▶ **What you are asked to do**
Copy out all the records, word for word.
- - -
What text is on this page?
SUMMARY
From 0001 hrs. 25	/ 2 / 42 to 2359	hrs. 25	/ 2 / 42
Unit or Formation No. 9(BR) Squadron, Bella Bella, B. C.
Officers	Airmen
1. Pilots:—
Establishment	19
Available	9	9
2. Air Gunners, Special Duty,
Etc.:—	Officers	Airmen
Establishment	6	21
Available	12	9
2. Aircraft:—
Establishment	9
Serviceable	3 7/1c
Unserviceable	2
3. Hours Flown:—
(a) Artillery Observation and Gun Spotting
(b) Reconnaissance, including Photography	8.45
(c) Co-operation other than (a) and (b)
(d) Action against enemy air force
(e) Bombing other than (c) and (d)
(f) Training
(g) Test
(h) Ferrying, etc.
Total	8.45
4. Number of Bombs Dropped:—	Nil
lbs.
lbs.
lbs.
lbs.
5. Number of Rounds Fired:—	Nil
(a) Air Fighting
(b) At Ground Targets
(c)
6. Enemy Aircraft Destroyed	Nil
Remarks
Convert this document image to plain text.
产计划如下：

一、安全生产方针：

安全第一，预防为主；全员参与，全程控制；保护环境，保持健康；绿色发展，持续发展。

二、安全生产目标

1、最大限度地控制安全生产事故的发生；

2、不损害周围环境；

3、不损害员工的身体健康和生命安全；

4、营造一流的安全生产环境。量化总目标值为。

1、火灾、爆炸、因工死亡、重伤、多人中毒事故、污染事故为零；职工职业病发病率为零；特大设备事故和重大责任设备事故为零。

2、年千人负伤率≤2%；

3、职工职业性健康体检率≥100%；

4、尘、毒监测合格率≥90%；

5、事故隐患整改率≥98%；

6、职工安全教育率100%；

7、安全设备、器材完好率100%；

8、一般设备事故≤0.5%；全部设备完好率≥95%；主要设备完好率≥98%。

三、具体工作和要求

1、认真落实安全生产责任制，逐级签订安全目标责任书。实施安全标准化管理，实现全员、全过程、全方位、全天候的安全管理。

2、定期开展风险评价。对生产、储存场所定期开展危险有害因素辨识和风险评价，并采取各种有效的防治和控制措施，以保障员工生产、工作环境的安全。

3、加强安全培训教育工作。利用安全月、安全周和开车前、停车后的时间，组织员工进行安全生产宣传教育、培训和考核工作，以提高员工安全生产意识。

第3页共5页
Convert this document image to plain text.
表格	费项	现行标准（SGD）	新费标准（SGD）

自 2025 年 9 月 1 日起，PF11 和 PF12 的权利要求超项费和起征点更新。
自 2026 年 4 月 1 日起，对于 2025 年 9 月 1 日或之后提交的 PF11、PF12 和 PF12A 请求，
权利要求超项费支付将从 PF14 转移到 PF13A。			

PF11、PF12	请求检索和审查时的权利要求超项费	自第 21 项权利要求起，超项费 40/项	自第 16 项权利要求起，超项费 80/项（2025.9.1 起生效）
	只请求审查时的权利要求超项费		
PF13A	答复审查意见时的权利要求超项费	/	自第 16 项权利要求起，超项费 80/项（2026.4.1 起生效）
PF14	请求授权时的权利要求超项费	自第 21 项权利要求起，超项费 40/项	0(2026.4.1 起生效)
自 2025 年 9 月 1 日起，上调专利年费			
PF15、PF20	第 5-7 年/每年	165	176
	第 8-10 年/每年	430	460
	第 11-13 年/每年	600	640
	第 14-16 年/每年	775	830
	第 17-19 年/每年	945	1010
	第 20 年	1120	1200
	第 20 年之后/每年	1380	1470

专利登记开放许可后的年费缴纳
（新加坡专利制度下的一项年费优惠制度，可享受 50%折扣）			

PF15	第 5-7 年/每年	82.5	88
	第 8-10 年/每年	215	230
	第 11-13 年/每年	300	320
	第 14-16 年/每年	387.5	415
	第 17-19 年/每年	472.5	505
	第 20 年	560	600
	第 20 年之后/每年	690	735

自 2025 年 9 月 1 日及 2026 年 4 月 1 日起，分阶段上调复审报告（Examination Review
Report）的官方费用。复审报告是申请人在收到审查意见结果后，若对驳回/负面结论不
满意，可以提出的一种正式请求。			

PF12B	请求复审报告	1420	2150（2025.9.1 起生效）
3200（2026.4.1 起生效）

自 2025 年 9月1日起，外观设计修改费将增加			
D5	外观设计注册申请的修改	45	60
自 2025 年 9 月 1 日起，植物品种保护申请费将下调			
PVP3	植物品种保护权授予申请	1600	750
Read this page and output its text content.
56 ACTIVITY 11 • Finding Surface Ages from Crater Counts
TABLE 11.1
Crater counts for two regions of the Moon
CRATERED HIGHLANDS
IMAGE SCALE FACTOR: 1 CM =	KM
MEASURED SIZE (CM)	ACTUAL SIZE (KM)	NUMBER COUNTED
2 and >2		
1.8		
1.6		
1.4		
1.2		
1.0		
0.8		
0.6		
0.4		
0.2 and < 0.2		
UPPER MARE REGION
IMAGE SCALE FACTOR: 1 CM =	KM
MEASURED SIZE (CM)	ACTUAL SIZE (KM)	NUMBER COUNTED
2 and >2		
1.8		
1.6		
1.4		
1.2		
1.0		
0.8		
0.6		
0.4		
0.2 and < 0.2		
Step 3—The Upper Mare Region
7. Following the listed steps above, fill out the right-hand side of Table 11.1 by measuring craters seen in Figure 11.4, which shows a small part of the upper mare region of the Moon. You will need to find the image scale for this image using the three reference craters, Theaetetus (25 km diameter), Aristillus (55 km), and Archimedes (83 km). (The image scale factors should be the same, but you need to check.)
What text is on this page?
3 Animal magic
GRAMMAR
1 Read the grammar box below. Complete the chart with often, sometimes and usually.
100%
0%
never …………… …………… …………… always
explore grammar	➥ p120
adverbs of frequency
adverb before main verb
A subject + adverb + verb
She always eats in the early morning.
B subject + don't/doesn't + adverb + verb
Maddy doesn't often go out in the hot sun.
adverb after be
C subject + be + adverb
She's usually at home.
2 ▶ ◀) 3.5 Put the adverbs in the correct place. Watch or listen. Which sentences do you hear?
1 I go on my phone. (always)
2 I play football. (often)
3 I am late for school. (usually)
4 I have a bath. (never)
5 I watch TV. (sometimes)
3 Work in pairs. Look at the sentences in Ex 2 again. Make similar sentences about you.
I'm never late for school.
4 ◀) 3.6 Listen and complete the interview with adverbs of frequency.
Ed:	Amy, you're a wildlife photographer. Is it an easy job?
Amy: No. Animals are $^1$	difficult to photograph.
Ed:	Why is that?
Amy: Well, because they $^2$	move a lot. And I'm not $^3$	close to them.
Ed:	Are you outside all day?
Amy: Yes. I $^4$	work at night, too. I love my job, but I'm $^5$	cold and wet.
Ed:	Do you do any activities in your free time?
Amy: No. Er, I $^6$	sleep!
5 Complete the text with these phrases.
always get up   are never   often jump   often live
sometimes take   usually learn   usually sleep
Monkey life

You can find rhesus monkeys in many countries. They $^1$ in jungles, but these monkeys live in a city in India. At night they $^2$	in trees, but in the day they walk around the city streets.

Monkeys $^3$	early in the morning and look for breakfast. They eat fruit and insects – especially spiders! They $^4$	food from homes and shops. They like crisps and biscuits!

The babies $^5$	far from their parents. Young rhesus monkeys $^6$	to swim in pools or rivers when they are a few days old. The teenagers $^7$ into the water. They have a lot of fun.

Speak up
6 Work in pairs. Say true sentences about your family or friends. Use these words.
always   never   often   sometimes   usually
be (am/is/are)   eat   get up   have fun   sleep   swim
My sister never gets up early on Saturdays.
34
- - -
▶ **Result below**
What text is on this page?
SUMMARY
From 0001 hrs. 25	/ 2 / 42 to 2359	hrs. 25	/ 2 / 42
Unit or Formation No. 9(BR) Squadron, Bella Bella, B. C.
Officers	Airmen
1. Pilots:—
Establishment	19
Available	9	9
2. Air Gunners, Special Duty,
Etc.:—	Officers	Airmen
Establishment	6	21
Available	12	9
2. Aircraft:—
Establishment	9
Serviceable	3 7/1c
Unserviceable	2
3. Hours Flown:—
(a) Artillery Observation and Gun Spotting
(b) Reconnaissance, including Photography	8.45
(c) Co-operation other than (a) and (b)
(d) Action against enemy air force
(e) Bombing other than (c) and (d)
(f) Training
(g) Test
(h) Ferrying, etc.
Total	8.45
4. Number of Bombs Dropped:—	Nil
lbs.
lbs.
lbs.
lbs.
5. Number of Rounds Fired:—	Nil
(a) Air Fighting
(b) At Ground Targets
(c)
6. Enemy Aircraft Destroyed	Nil
Remarks
Convert this document image to plain text.
产计划如下：

一、安全生产方针：

安全第一，预防为主；全员参与，全程控制；保护环境，保持健康；绿色发展，持续发展。

二、安全生产目标

1、最大限度地控制安全生产事故的发生；

2、不损害周围环境；

3、不损害员工的身体健康和生命安全；

4、营造一流的安全生产环境。量化总目标值为。

1、火灾、爆炸、因工死亡、重伤、多人中毒事故、污染事故为零；职工职业病发病率为零；特大设备事故和重大责任设备事故为零。

2、年千人负伤率≤2%；

3、职工职业性健康体检率≥100%；

4、尘、毒监测合格率≥90%；

5、事故隐患整改率≥98%；

6、职工安全教育率100%；

7、安全设备、器材完好率100%；

8、一般设备事故≤0.5%；全部设备完好率≥95%；主要设备完好率≥98%。

三、具体工作和要求

1、认真落实安全生产责任制，逐级签订安全目标责任书。实施安全标准化管理，实现全员、全过程、全方位、全天候的安全管理。

2、定期开展风险评价。对生产、储存场所定期开展危险有害因素辨识和风险评价，并采取各种有效的防治和控制措施，以保障员工生产、工作环境的安全。

3、加强安全培训教育工作。利用安全月、安全周和开车前、停车后的时间，组织员工进行安全生产宣传教育、培训和考核工作，以提高员工安全生产意识。

第3页共5页
Convert this document image to plain text.
表格	费项	现行标准（SGD）	新费标准（SGD）

自 2025 年 9 月 1 日起，PF11 和 PF12 的权利要求超项费和起征点更新。
自 2026 年 4 月 1 日起，对于 2025 年 9 月 1 日或之后提交的 PF11、PF12 和 PF12A 请求，
权利要求超项费支付将从 PF14 转移到 PF13A。			

PF11、PF12	请求检索和审查时的权利要求超项费	自第 21 项权利要求起，超项费 40/项	自第 16 项权利要求起，超项费 80/项（2025.9.1 起生效）
	只请求审查时的权利要求超项费		
PF13A	答复审查意见时的权利要求超项费	/	自第 16 项权利要求起，超项费 80/项（2026.4.1 起生效）
PF14	请求授权时的权利要求超项费	自第 21 项权利要求起，超项费 40/项	0(2026.4.1 起生效)
自 2025 年 9 月 1 日起，上调专利年费			
PF15、PF20	第 5-7 年/每年	165	176
	第 8-10 年/每年	430	460
	第 11-13 年/每年	600	640
	第 14-16 年/每年	775	830
	第 17-19 年/每年	945	1010
	第 20 年	1120	1200
	第 20 年之后/每年	1380	1470

专利登记开放许可后的年费缴纳
（新加坡专利制度下的一项年费优惠制度，可享受 50%折扣）			

PF15	第 5-7 年/每年	82.5	88
	第 8-10 年/每年	215	230
	第 11-13 年/每年	300	320
	第 14-16 年/每年	387.5	415
	第 17-19 年/每年	472.5	505
	第 20 年	560	600
	第 20 年之后/每年	690	735

自 2025 年 9 月 1 日及 2026 年 4 月 1 日起，分阶段上调复审报告（Examination Review
Report）的官方费用。复审报告是申请人在收到审查意见结果后，若对驳回/负面结论不
满意，可以提出的一种正式请求。			

PF12B	请求复审报告	1420	2150（2025.9.1 起生效）
3200（2026.4.1 起生效）

自 2025 年 9月1日起，外观设计修改费将增加			
D5	外观设计注册申请的修改	45	60
自 2025 年 9 月 1 日起，植物品种保护申请费将下调			
PVP3	植物品种保护权授予申请	1600	750
Read this page and output its text content.
56 ACTIVITY 11 • Finding Surface Ages from Crater Counts
TABLE 11.1
Crater counts for two regions of the Moon
CRATERED HIGHLANDS
IMAGE SCALE FACTOR: 1 CM =	KM
MEASURED SIZE (CM)	ACTUAL SIZE (KM)	NUMBER COUNTED
2 and >2		
1.8		
1.6		
1.4		
1.2		
1.0		
0.8		
0.6		
0.4		
0.2 and < 0.2		
UPPER MARE REGION
IMAGE SCALE FACTOR: 1 CM =	KM
MEASURED SIZE (CM)	ACTUAL SIZE (KM)	NUMBER COUNTED
2 and >2		
1.8		
1.6		
1.4		
1.2		
1.0		
0.8		
0.6		
0.4		
0.2 and < 0.2		
Step 3—The Upper Mare Region
7. Following the listed steps above, fill out the right-hand side of Table 11.1 by measuring craters seen in Figure 11.4, which shows a small part of the upper mare region of the Moon. You will need to find the image scale for this image using the three reference craters, Theaetetus (25 km diameter), Aristillus (55 km), and Archimedes (83 km). (The image scale factors should be the same, but you need to check.)
What text is on this page?
3 Animal magic
GRAMMAR
1 Read the grammar box below. Complete the chart with often, sometimes and usually.
100%
0%
never …………… …………… …………… always
explore grammar	➥ p120
adverbs of frequency
adverb before main verb
A subject + adverb + verb
She always eats in the early morning.
B subject + don't/doesn't + adverb + verb
Maddy doesn't often go out in the hot sun.
adverb after be
C subject + be + adverb
She's usually at home.
2 ▶ ◀) 3.5 Put the adverbs in the correct place. Watch or listen. Which sentences do you hear?
1 I go on my phone. (always)
2 I play football. (often)
3 I am late for school. (usually)
4 I have a bath. (never)
5 I watch TV. (sometimes)
3 Work in pairs. Look at the sentences in Ex 2 again. Make similar sentences about you.
I'm never late for school.
4 ◀) 3.6 Listen and complete the interview with adverbs of frequency.
Ed:	Amy, you're a wildlife photographer. Is it an easy job?
Amy: No. Animals are $^1$	difficult to photograph.
Ed:	Why is that?
Amy: Well, because they $^2$	move a lot. And I'm not $^3$	close to them.
Ed:	Are you outside all day?
Amy: Yes. I $^4$	work at night, too. I love my job, but I'm $^5$	cold and wet.
Ed:	Do you do any activities in your free time?
Amy: No. Er, I $^6$	sleep!
5 Complete the text with these phrases.
always get up   are never   often jump   often live
sometimes take   usually learn   usually sleep
Monkey life

You can find rhesus monkeys in many countries. They $^1$ in jungles, but these monkeys live in a city in India. At night they $^2$	in trees, but in the day they walk around the city streets.

Monkeys $^3$	early in the morning and look for breakfast. They eat fruit and insects – especially spiders! They $^4$	food from homes and shops. They like crisps and biscuits!

The babies $^5$	far from their parents. Young rhesus monkeys $^6$	to swim in pools or rivers when they are a few days old. The teenagers $^7$ into the water. They have a lot of fun.

Speak up
6 Work in pairs. Say true sentences about your family or friends. Use these words.
always   never   often   sometimes   usually
be (am/is/are)   eat   get up   have fun   sleep   swim
My sister never gets up early on Saturdays.
34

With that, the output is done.